(begin)

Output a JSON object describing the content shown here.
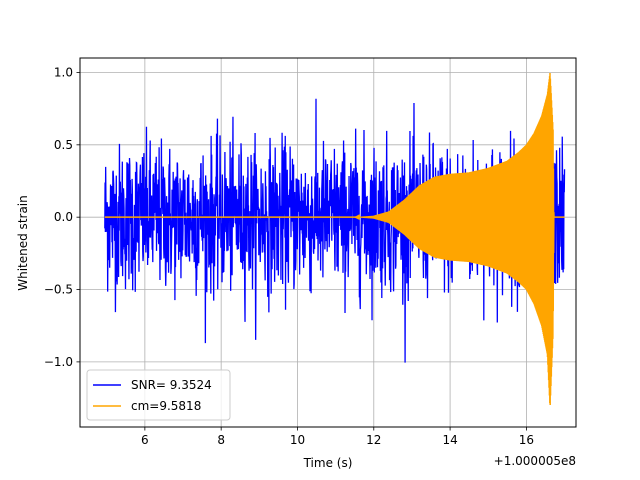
{
  "chart_data": {
    "type": "line",
    "xlabel": "Time (s)",
    "ylabel": "Whitened strain",
    "x_offset_label": "+1.000005e8",
    "xlim": [
      4.3,
      17.3
    ],
    "ylim": [
      -1.45,
      1.1
    ],
    "xticks": [
      6,
      8,
      10,
      12,
      14,
      16
    ],
    "xtick_labels": [
      "6",
      "8",
      "10",
      "12",
      "14",
      "16"
    ],
    "yticks": [
      -1.0,
      -0.5,
      0.0,
      0.5,
      1.0
    ],
    "ytick_labels": [
      "−1.0",
      "−0.5",
      "0.0",
      "0.5",
      "1.0"
    ],
    "grid": true,
    "legend_position": "lower-left",
    "series": [
      {
        "name": "SNR= 9.3524",
        "color": "#0000ff",
        "style": "noise",
        "x_range": [
          4.95,
          17.0
        ],
        "envelope_typical": [
          -0.55,
          0.55
        ],
        "extremes_observed": [
          -1.1,
          0.92
        ]
      },
      {
        "name": "cm=9.5818",
        "color": "#ffa500",
        "style": "chirp",
        "x_range": [
          4.95,
          17.0
        ],
        "envelope": {
          "x": [
            4.95,
            11.5,
            12.0,
            12.4,
            12.8,
            13.2,
            13.6,
            14.0,
            14.5,
            15.0,
            15.5,
            15.8,
            16.0,
            16.2,
            16.4,
            16.55,
            16.62,
            16.7,
            16.72,
            17.0
          ],
          "upper": [
            0.0,
            0.0,
            0.01,
            0.04,
            0.12,
            0.22,
            0.28,
            0.3,
            0.31,
            0.34,
            0.39,
            0.45,
            0.5,
            0.58,
            0.7,
            0.85,
            1.0,
            0.6,
            0.0,
            0.0
          ],
          "lower": [
            0.0,
            0.0,
            -0.01,
            -0.04,
            -0.12,
            -0.22,
            -0.28,
            -0.3,
            -0.31,
            -0.34,
            -0.39,
            -0.45,
            -0.5,
            -0.6,
            -0.75,
            -0.95,
            -1.32,
            -0.8,
            0.0,
            0.0
          ]
        }
      }
    ]
  }
}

(end)

■ EXERCISE AIM ■
Without including any pictures, output all the entries above exactly.

■ THE RESPONSE ■
Output a JSON object describing the content shown here.
{
  "chart_data": {
    "type": "line",
    "xlabel": "Time (s)",
    "ylabel": "Whitened strain",
    "x_offset_label": "+1.000005e8",
    "xlim": [
      4.3,
      17.3
    ],
    "ylim": [
      -1.45,
      1.1
    ],
    "xticks": [
      6,
      8,
      10,
      12,
      14,
      16
    ],
    "xtick_labels": [
      "6",
      "8",
      "10",
      "12",
      "14",
      "16"
    ],
    "yticks": [
      -1.0,
      -0.5,
      0.0,
      0.5,
      1.0
    ],
    "ytick_labels": [
      "−1.0",
      "−0.5",
      "0.0",
      "0.5",
      "1.0"
    ],
    "grid": true,
    "legend_position": "lower-left",
    "series": [
      {
        "name": "SNR= 9.3524",
        "color": "#0000ff",
        "style": "noise",
        "x_range": [
          4.95,
          17.0
        ],
        "envelope_typical": [
          -0.55,
          0.55
        ],
        "extremes_observed": [
          -1.1,
          0.92
        ]
      },
      {
        "name": "cm=9.5818",
        "color": "#ffa500",
        "style": "chirp",
        "x_range": [
          4.95,
          17.0
        ],
        "envelope": {
          "x": [
            4.95,
            11.5,
            12.0,
            12.4,
            12.8,
            13.2,
            13.6,
            14.0,
            14.5,
            15.0,
            15.5,
            15.8,
            16.0,
            16.2,
            16.4,
            16.55,
            16.62,
            16.7,
            16.72,
            17.0
          ],
          "upper": [
            0.0,
            0.0,
            0.01,
            0.04,
            0.12,
            0.22,
            0.28,
            0.3,
            0.31,
            0.34,
            0.39,
            0.45,
            0.5,
            0.58,
            0.7,
            0.85,
            1.0,
            0.6,
            0.0,
            0.0
          ],
          "lower": [
            0.0,
            0.0,
            -0.01,
            -0.04,
            -0.12,
            -0.22,
            -0.28,
            -0.3,
            -0.31,
            -0.34,
            -0.39,
            -0.45,
            -0.5,
            -0.6,
            -0.75,
            -0.95,
            -1.32,
            -0.8,
            0.0,
            0.0
          ]
        }
      }
    ]
  }
}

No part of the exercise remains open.